### Problem
Retype the records below word for word and omit any image.

### Material for this task
• • •

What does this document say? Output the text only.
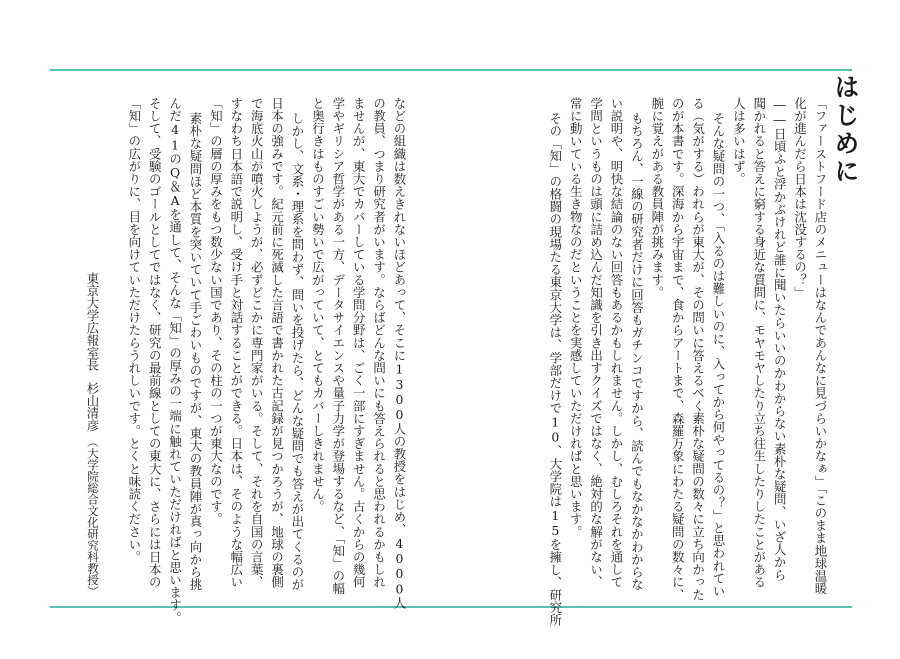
はじめに
「ファーストフード店のメニューはなんであんなに見づらいかなぁ」「このまま地球温暖
化が進んだら日本は沈没するの？」
――日頃ふと浮かぶけれど誰に聞いたらいいのかわからない素朴な疑問、いざ人から
聞かれると答えに窮する身近な質問に、モヤモヤしたり立ち往生したりしたことがある
人は多いはず。
そんな疑問の一つ、「入るのは難しいのに、入ってから何やってるの？」と思われてい
る（気がする）われらが東大が、その問いに答えるべく素朴な疑問の数々に立ち向かった
のが本書です。深海から宇宙まで、食からアートまで、森羅万象にわたる疑問の数々に、
腕に覚えがある教員陣が挑みます。
もちろん、一線の研究者だけに回答もガチンコですから、読んでもなかなかわからな
い説明や、明快な結論のない回答もあるかもしれません。しかし、むしろそれを通して
学問というものは頭に詰め込んだ知識を引き出すクイズではなく、絶対的な解がない、
常に動いている生き物なのだということを実感していただければと思います。
その「知」の格闘の現場たる東京大学は、学部だけで10、大学院は15を擁し、研究所
などの組織は数えきれないほどあって、そこに1300人の教授をはじめ、4000人
の教員、つまり研究者がいます。ならばどんな問いにも答えられると思われるかもしれ
ませんが、東大でカバーしている学問分野は、ごく一部にすぎません。古くからの幾何
学やギリシア哲学がある一方、データサイエンスや量子力学が登場するなど、「知」の幅
と奥行きはものすごい勢いで広がっていて、とてもカバーしきれません。
しかし、文系・理系を問わず、問いを投げたら、どんな疑問でも答えが出てくるのが
日本の強みです。紀元前に死滅した言語で書かれた古記録が見つかろうが、地球の裏側
で海底火山が噴火しようが、必ずどこかに専門家がいる。そして、それを自国の言葉、
すなわち日本語で説明し、受け手と対話することができる。日本は、そのような幅広い
「知」の層の厚みをもつ数少ない国であり、その柱の一つが東大なのです。
素朴な疑問ほど本質を突いていて手ごわいものですが、東大の教員陣が真っ向から挑
んだ41のQ＆Aを通して、そんな「知」の厚みの一端に触れていただければと思います。
そして、受験のゴールとしてではなく、研究の最前線としての東大に、さらには日本の
「知」の広がりに、目を向けていただけたらうれしいです。とくと味読ください。
東京大学広報室長
杉山清彦
（大学院総合文化研究科教授）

• • •

### Correct response
What does this document say? Output the text only.
はじめに
「ファーストフード店のメニューはなんであんなに見づらいかなぁ」「このまま地球温暖
化が進んだら日本は沈没するの？」
――日頃ふと浮かぶけれど誰に聞いたらいいのかわからない素朴な疑問、いざ人から
聞かれると答えに窮する身近な質問に、モヤモヤしたり立ち往生したりしたことがある
人は多いはず。
そんな疑問の一つ、「入るのは難しいのに、入ってから何やってるの？」と思われてい
る（気がする）われらが東大が、その問いに答えるべく素朴な疑問の数々に立ち向かった
のが本書です。深海から宇宙まで、食からアートまで、森羅万象にわたる疑問の数々に、
腕に覚えがある教員陣が挑みます。
もちろん、一線の研究者だけに回答もガチンコですから、読んでもなかなかわからな
い説明や、明快な結論のない回答もあるかもしれません。しかし、むしろそれを通して
学問というものは頭に詰め込んだ知識を引き出すクイズではなく、絶対的な解がない、
常に動いている生き物なのだということを実感していただければと思います。
その「知」の格闘の現場たる東京大学は、学部だけで10、大学院は15を擁し、研究所
などの組織は数えきれないほどあって、そこに1300人の教授をはじめ、4000人
の教員、つまり研究者がいます。ならばどんな問いにも答えられると思われるかもしれ
ませんが、東大でカバーしている学問分野は、ごく一部にすぎません。古くからの幾何
学やギリシア哲学がある一方、データサイエンスや量子力学が登場するなど、「知」の幅
と奥行きはものすごい勢いで広がっていて、とてもカバーしきれません。
しかし、文系・理系を問わず、問いを投げたら、どんな疑問でも答えが出てくるのが
日本の強みです。紀元前に死滅した言語で書かれた古記録が見つかろうが、地球の裏側
で海底火山が噴火しようが、必ずどこかに専門家がいる。そして、それを自国の言葉、
すなわち日本語で説明し、受け手と対話することができる。日本は、そのような幅広い
「知」の層の厚みをもつ数少ない国であり、その柱の一つが東大なのです。
素朴な疑問ほど本質を突いていて手ごわいものですが、東大の教員陣が真っ向から挑
んだ41のQ＆Aを通して、そんな「知」の厚みの一端に触れていただければと思います。
そして、受験のゴールとしてではなく、研究の最前線としての東大に、さらには日本の
「知」の広がりに、目を向けていただけたらうれしいです。とくと味読ください。
東京大学広報室長
杉山清彦
（大学院総合文化研究科教授）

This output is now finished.